- [WORK TO COMPLETE] Print the records below exactly as they appear.

- [DATASET EXCERPTS]
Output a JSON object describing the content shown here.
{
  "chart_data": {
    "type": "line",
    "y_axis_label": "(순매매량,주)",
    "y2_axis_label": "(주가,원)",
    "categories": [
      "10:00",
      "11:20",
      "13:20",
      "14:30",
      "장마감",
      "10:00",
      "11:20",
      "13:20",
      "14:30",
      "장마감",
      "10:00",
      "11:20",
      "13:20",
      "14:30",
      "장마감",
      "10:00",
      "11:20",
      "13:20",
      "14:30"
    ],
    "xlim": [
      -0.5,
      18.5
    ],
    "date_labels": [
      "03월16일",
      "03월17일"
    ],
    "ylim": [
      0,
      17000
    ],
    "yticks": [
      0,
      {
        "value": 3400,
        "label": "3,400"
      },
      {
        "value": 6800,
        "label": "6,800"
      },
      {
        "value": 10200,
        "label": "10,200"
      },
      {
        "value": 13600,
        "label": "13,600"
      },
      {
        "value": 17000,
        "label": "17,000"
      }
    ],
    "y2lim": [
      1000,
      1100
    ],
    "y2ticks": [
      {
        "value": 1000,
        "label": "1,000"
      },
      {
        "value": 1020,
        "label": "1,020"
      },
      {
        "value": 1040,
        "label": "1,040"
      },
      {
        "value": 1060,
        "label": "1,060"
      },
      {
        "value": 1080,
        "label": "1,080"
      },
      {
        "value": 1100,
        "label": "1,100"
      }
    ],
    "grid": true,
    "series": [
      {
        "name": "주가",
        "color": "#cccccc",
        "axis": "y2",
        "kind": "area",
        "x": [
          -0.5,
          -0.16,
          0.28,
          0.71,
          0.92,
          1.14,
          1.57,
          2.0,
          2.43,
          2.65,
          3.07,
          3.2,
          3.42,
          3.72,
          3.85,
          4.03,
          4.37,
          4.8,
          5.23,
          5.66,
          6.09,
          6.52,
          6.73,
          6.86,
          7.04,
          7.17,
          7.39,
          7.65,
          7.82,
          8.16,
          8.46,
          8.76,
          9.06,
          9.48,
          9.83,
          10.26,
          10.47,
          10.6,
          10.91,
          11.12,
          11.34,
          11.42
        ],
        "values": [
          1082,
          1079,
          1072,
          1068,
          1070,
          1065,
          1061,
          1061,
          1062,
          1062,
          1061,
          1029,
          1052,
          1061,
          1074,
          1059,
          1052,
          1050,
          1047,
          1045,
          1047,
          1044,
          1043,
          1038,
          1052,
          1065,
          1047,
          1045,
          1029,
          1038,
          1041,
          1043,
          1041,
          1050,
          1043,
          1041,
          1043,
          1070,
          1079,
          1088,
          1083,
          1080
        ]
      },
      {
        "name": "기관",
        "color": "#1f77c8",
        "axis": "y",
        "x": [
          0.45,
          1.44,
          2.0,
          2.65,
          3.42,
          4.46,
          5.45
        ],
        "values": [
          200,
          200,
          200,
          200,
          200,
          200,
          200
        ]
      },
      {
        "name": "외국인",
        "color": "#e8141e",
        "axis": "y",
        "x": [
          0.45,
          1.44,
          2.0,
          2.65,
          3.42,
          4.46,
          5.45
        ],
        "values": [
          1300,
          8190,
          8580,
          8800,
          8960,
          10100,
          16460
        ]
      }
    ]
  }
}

- [SOLUTION TO THE PROBLEM]
Output a JSON object describing the content shown here.
{
  "chart_data": {
    "type": "line",
    "y_axis_label": "(순매매량,주)",
    "y2_axis_label": "(주가,원)",
    "categories": [
      "10:00",
      "11:20",
      "13:20",
      "14:30",
      "장마감",
      "10:00",
      "11:20",
      "13:20",
      "14:30",
      "장마감",
      "10:00",
      "11:20",
      "13:20",
      "14:30",
      "장마감",
      "10:00",
      "11:20",
      "13:20",
      "14:30"
    ],
    "xlim": [
      -0.5,
      18.5
    ],
    "date_labels": [
      "03월16일",
      "03월17일"
    ],
    "ylim": [
      0,
      17000
    ],
    "yticks": [
      0,
      {
        "value": 3400,
        "label": "3,400"
      },
      {
        "value": 6800,
        "label": "6,800"
      },
      {
        "value": 10200,
        "label": "10,200"
      },
      {
        "value": 13600,
        "label": "13,600"
      },
      {
        "value": 17000,
        "label": "17,000"
      }
    ],
    "y2lim": [
      1000,
      1100
    ],
    "y2ticks": [
      {
        "value": 1000,
        "label": "1,000"
      },
      {
        "value": 1020,
        "label": "1,020"
      },
      {
        "value": 1040,
        "label": "1,040"
      },
      {
        "value": 1060,
        "label": "1,060"
      },
      {
        "value": 1080,
        "label": "1,080"
      },
      {
        "value": 1100,
        "label": "1,100"
      }
    ],
    "grid": true,
    "series": [
      {
        "name": "주가",
        "color": "#cccccc",
        "axis": "y2",
        "kind": "area",
        "x": [
          -0.5,
          -0.16,
          0.28,
          0.71,
          0.92,
          1.14,
          1.57,
          2.0,
          2.43,
          2.65,
          3.07,
          3.2,
          3.42,
          3.72,
          3.85,
          4.03,
          4.37,
          4.8,
          5.23,
          5.66,
          6.09,
          6.52,
          6.73,
          6.86,
          7.04,
          7.17,
          7.39,
          7.65,
          7.82,
          8.16,
          8.46,
          8.76,
          9.06,
          9.48,
          9.83,
          10.26,
          10.47,
          10.6,
          10.91,
          11.12,
          11.34,
          11.42
        ],
        "values": [
          1082,
          1079,
          1072,
          1068,
          1070,
          1065,
          1061,
          1061,
          1062,
          1062,
          1061,
          1029,
          1052,
          1061,
          1074,
          1059,
          1052,
          1050,
          1047,
          1045,
          1047,
          1044,
          1043,
          1038,
          1052,
          1065,
          1047,
          1045,
          1029,
          1038,
          1041,
          1043,
          1041,
          1050,
          1043,
          1041,
          1043,
          1070,
          1079,
          1088,
          1083,
          1080
        ]
      },
      {
        "name": "기관",
        "color": "#1f77c8",
        "axis": "y",
        "x": [
          0.45,
          1.44,
          2.0,
          2.65,
          3.42,
          4.46,
          5.45
        ],
        "values": [
          200,
          200,
          200,
          200,
          200,
          200,
          200
        ]
      },
      {
        "name": "외국인",
        "color": "#e8141e",
        "axis": "y",
        "x": [
          0.45,
          1.44,
          2.0,
          2.65,
          3.42,
          4.46,
          5.45
        ],
        "values": [
          1300,
          8190,
          8580,
          8800,
          8960,
          10100,
          16460
        ]
      }
    ]
  }
}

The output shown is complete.